╭─ Data supplied

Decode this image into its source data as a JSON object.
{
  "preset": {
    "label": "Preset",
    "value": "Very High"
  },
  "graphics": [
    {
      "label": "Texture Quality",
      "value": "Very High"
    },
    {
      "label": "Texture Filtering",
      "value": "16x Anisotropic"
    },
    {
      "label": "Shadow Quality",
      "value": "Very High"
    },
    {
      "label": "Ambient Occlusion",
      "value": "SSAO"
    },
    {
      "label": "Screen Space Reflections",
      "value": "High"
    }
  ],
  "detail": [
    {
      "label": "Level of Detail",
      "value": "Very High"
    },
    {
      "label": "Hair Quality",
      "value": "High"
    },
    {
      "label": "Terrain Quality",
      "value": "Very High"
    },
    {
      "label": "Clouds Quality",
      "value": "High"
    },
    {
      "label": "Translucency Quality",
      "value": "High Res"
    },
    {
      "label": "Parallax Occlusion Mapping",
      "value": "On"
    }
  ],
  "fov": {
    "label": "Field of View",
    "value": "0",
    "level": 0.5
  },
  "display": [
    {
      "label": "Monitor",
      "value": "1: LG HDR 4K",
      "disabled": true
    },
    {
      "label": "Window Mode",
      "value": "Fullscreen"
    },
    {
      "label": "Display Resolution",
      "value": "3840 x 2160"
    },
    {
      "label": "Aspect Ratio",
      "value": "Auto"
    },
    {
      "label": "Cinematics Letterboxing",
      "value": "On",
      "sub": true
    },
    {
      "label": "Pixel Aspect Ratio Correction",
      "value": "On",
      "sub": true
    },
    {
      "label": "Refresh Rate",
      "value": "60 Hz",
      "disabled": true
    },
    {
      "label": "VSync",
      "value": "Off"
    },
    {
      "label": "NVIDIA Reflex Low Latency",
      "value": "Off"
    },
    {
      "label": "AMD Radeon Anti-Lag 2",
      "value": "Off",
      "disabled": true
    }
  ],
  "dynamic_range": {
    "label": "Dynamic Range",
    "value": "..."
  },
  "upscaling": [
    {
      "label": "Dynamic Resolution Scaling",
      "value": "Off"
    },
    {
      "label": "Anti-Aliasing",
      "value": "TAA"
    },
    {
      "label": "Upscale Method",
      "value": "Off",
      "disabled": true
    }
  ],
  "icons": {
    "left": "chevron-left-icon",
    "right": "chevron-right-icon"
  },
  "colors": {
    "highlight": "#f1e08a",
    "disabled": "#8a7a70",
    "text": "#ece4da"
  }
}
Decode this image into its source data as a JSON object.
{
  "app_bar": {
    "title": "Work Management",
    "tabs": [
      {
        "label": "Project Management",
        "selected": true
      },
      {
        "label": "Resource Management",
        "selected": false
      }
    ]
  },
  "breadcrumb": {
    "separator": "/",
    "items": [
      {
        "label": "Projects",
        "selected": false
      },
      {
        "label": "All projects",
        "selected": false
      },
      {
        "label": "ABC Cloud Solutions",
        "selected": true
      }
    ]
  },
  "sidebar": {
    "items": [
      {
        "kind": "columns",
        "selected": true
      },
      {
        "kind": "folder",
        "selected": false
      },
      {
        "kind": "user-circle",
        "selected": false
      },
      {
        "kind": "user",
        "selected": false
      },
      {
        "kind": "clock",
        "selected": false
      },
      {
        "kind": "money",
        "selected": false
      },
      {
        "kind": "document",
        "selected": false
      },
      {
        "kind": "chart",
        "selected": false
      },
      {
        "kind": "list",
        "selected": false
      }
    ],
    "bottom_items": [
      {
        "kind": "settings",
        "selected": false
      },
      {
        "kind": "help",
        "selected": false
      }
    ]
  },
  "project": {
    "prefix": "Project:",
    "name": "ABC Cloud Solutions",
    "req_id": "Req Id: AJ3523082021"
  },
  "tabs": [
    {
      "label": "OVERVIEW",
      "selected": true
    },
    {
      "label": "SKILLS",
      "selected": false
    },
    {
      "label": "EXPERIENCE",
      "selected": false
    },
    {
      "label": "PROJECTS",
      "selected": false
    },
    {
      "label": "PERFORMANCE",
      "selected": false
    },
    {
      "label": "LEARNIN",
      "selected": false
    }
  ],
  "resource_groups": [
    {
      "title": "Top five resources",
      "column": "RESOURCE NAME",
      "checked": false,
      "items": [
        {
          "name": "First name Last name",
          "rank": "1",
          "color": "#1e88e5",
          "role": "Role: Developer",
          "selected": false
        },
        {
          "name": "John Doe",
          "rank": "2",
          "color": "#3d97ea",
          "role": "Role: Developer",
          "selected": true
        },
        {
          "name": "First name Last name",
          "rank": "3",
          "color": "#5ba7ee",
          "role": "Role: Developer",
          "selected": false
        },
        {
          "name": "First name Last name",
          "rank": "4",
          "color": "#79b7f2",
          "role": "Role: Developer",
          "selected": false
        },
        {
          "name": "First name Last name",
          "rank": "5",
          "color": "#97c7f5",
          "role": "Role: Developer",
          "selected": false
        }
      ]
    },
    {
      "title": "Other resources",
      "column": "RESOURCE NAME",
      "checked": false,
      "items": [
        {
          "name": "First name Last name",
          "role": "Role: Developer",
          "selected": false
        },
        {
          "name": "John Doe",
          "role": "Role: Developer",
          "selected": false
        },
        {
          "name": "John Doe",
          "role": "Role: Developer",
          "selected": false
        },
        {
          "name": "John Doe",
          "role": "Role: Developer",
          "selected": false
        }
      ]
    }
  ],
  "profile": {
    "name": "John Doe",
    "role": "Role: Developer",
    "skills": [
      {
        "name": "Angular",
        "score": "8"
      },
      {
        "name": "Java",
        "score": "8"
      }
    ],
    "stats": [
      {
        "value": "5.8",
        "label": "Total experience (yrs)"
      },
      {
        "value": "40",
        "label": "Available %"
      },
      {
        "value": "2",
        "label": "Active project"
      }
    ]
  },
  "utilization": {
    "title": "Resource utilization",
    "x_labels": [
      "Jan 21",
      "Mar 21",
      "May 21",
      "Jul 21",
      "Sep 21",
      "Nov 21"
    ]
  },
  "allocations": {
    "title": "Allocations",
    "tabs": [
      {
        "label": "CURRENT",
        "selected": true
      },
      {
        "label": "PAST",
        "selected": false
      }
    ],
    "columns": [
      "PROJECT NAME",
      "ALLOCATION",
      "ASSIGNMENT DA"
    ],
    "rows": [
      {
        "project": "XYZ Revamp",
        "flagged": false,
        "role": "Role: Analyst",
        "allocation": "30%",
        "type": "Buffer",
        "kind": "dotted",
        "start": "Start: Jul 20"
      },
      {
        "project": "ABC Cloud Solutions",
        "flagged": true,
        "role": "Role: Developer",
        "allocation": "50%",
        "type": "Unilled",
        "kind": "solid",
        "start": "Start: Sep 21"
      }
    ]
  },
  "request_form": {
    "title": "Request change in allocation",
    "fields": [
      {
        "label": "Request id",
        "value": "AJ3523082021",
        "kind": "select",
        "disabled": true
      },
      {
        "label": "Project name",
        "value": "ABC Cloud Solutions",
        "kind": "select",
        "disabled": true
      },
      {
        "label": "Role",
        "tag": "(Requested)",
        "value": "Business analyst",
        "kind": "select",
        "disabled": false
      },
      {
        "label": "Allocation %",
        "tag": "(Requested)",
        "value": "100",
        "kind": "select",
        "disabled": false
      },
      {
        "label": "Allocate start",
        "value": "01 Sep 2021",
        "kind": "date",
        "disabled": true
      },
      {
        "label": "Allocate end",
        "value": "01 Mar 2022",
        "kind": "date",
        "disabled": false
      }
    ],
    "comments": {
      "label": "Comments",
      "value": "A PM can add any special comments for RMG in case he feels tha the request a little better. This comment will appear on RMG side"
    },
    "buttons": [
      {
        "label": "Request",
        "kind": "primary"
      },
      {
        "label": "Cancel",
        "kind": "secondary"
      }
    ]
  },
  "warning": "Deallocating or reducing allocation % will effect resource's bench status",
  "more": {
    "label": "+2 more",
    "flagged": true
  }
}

╰─

* **What the task requires**
Your task is to reproduce all of the records exactly.

* **Correct response**
Decode this image into its source data as a JSON object.
{
  "preset": {
    "label": "Preset",
    "value": "Very High"
  },
  "graphics": [
    {
      "label": "Texture Quality",
      "value": "Very High"
    },
    {
      "label": "Texture Filtering",
      "value": "16x Anisotropic"
    },
    {
      "label": "Shadow Quality",
      "value": "Very High"
    },
    {
      "label": "Ambient Occlusion",
      "value": "SSAO"
    },
    {
      "label": "Screen Space Reflections",
      "value": "High"
    }
  ],
  "detail": [
    {
      "label": "Level of Detail",
      "value": "Very High"
    },
    {
      "label": "Hair Quality",
      "value": "High"
    },
    {
      "label": "Terrain Quality",
      "value": "Very High"
    },
    {
      "label": "Clouds Quality",
      "value": "High"
    },
    {
      "label": "Translucency Quality",
      "value": "High Res"
    },
    {
      "label": "Parallax Occlusion Mapping",
      "value": "On"
    }
  ],
  "fov": {
    "label": "Field of View",
    "value": "0",
    "level": 0.5
  },
  "display": [
    {
      "label": "Monitor",
      "value": "1: LG HDR 4K",
      "disabled": true
    },
    {
      "label": "Window Mode",
      "value": "Fullscreen"
    },
    {
      "label": "Display Resolution",
      "value": "3840 x 2160"
    },
    {
      "label": "Aspect Ratio",
      "value": "Auto"
    },
    {
      "label": "Cinematics Letterboxing",
      "value": "On",
      "sub": true
    },
    {
      "label": "Pixel Aspect Ratio Correction",
      "value": "On",
      "sub": true
    },
    {
      "label": "Refresh Rate",
      "value": "60 Hz",
      "disabled": true
    },
    {
      "label": "VSync",
      "value": "Off"
    },
    {
      "label": "NVIDIA Reflex Low Latency",
      "value": "Off"
    },
    {
      "label": "AMD Radeon Anti-Lag 2",
      "value": "Off",
      "disabled": true
    }
  ],
  "dynamic_range": {
    "label": "Dynamic Range",
    "value": "..."
  },
  "upscaling": [
    {
      "label": "Dynamic Resolution Scaling",
      "value": "Off"
    },
    {
      "label": "Anti-Aliasing",
      "value": "TAA"
    },
    {
      "label": "Upscale Method",
      "value": "Off",
      "disabled": true
    }
  ],
  "icons": {
    "left": "chevron-left-icon",
    "right": "chevron-right-icon"
  },
  "colors": {
    "highlight": "#f1e08a",
    "disabled": "#8a7a70",
    "text": "#ece4da"
  }
}
Decode this image into its source data as a JSON object.
{
  "app_bar": {
    "title": "Work Management",
    "tabs": [
      {
        "label": "Project Management",
        "selected": true
      },
      {
        "label": "Resource Management",
        "selected": false
      }
    ]
  },
  "breadcrumb": {
    "separator": "/",
    "items": [
      {
        "label": "Projects",
        "selected": false
      },
      {
        "label": "All projects",
        "selected": false
      },
      {
        "label": "ABC Cloud Solutions",
        "selected": true
      }
    ]
  },
  "sidebar": {
    "items": [
      {
        "kind": "columns",
        "selected": true
      },
      {
        "kind": "folder",
        "selected": false
      },
      {
        "kind": "user-circle",
        "selected": false
      },
      {
        "kind": "user",
        "selected": false
      },
      {
        "kind": "clock",
        "selected": false
      },
      {
        "kind": "money",
        "selected": false
      },
      {
        "kind": "document",
        "selected": false
      },
      {
        "kind": "chart",
        "selected": false
      },
      {
        "kind": "list",
        "selected": false
      }
    ],
    "bottom_items": [
      {
        "kind": "settings",
        "selected": false
      },
      {
        "kind": "help",
        "selected": false
      }
    ]
  },
  "project": {
    "prefix": "Project:",
    "name": "ABC Cloud Solutions",
    "req_id": "Req Id: AJ3523082021"
  },
  "tabs": [
    {
      "label": "OVERVIEW",
      "selected": true
    },
    {
      "label": "SKILLS",
      "selected": false
    },
    {
      "label": "EXPERIENCE",
      "selected": false
    },
    {
      "label": "PROJECTS",
      "selected": false
    },
    {
      "label": "PERFORMANCE",
      "selected": false
    },
    {
      "label": "LEARNIN",
      "selected": false
    }
  ],
  "resource_groups": [
    {
      "title": "Top five resources",
      "column": "RESOURCE NAME",
      "checked": false,
      "items": [
        {
          "name": "First name Last name",
          "rank": "1",
          "color": "#1e88e5",
          "role": "Role: Developer",
          "selected": false
        },
        {
          "name": "John Doe",
          "rank": "2",
          "color": "#3d97ea",
          "role": "Role: Developer",
          "selected": true
        },
        {
          "name": "First name Last name",
          "rank": "3",
          "color": "#5ba7ee",
          "role": "Role: Developer",
          "selected": false
        },
        {
          "name": "First name Last name",
          "rank": "4",
          "color": "#79b7f2",
          "role": "Role: Developer",
          "selected": false
        },
        {
          "name": "First name Last name",
          "rank": "5",
          "color": "#97c7f5",
          "role": "Role: Developer",
          "selected": false
        }
      ]
    },
    {
      "title": "Other resources",
      "column": "RESOURCE NAME",
      "checked": false,
      "items": [
        {
          "name": "First name Last name",
          "role": "Role: Developer",
          "selected": false
        },
        {
          "name": "John Doe",
          "role": "Role: Developer",
          "selected": false
        },
        {
          "name": "John Doe",
          "role": "Role: Developer",
          "selected": false
        },
        {
          "name": "John Doe",
          "role": "Role: Developer",
          "selected": false
        }
      ]
    }
  ],
  "profile": {
    "name": "John Doe",
    "role": "Role: Developer",
    "skills": [
      {
        "name": "Angular",
        "score": "8"
      },
      {
        "name": "Java",
        "score": "8"
      }
    ],
    "stats": [
      {
        "value": "5.8",
        "label": "Total experience (yrs)"
      },
      {
        "value": "40",
        "label": "Available %"
      },
      {
        "value": "2",
        "label": "Active project"
      }
    ]
  },
  "utilization": {
    "title": "Resource utilization",
    "x_labels": [
      "Jan 21",
      "Mar 21",
      "May 21",
      "Jul 21",
      "Sep 21",
      "Nov 21"
    ]
  },
  "allocations": {
    "title": "Allocations",
    "tabs": [
      {
        "label": "CURRENT",
        "selected": true
      },
      {
        "label": "PAST",
        "selected": false
      }
    ],
    "columns": [
      "PROJECT NAME",
      "ALLOCATION",
      "ASSIGNMENT DA"
    ],
    "rows": [
      {
        "project": "XYZ Revamp",
        "flagged": false,
        "role": "Role: Analyst",
        "allocation": "30%",
        "type": "Buffer",
        "kind": "dotted",
        "start": "Start: Jul 20"
      },
      {
        "project": "ABC Cloud Solutions",
        "flagged": true,
        "role": "Role: Developer",
        "allocation": "50%",
        "type": "Unilled",
        "kind": "solid",
        "start": "Start: Sep 21"
      }
    ]
  },
  "request_form": {
    "title": "Request change in allocation",
    "fields": [
      {
        "label": "Request id",
        "value": "AJ3523082021",
        "kind": "select",
        "disabled": true
      },
      {
        "label": "Project name",
        "value": "ABC Cloud Solutions",
        "kind": "select",
        "disabled": true
      },
      {
        "label": "Role",
        "tag": "(Requested)",
        "value": "Business analyst",
        "kind": "select",
        "disabled": false
      },
      {
        "label": "Allocation %",
        "tag": "(Requested)",
        "value": "100",
        "kind": "select",
        "disabled": false
      },
      {
        "label": "Allocate start",
        "value": "01 Sep 2021",
        "kind": "date",
        "disabled": true
      },
      {
        "label": "Allocate end",
        "value": "01 Mar 2022",
        "kind": "date",
        "disabled": false
      }
    ],
    "comments": {
      "label": "Comments",
      "value": "A PM can add any special comments for RMG in case he feels tha the request a little better. This comment will appear on RMG side"
    },
    "buttons": [
      {
        "label": "Request",
        "kind": "primary"
      },
      {
        "label": "Cancel",
        "kind": "secondary"
      }
    ]
  },
  "warning": "Deallocating or reducing allocation % will effect resource's bench status",
  "more": {
    "label": "+2 more",
    "flagged": true
  }
}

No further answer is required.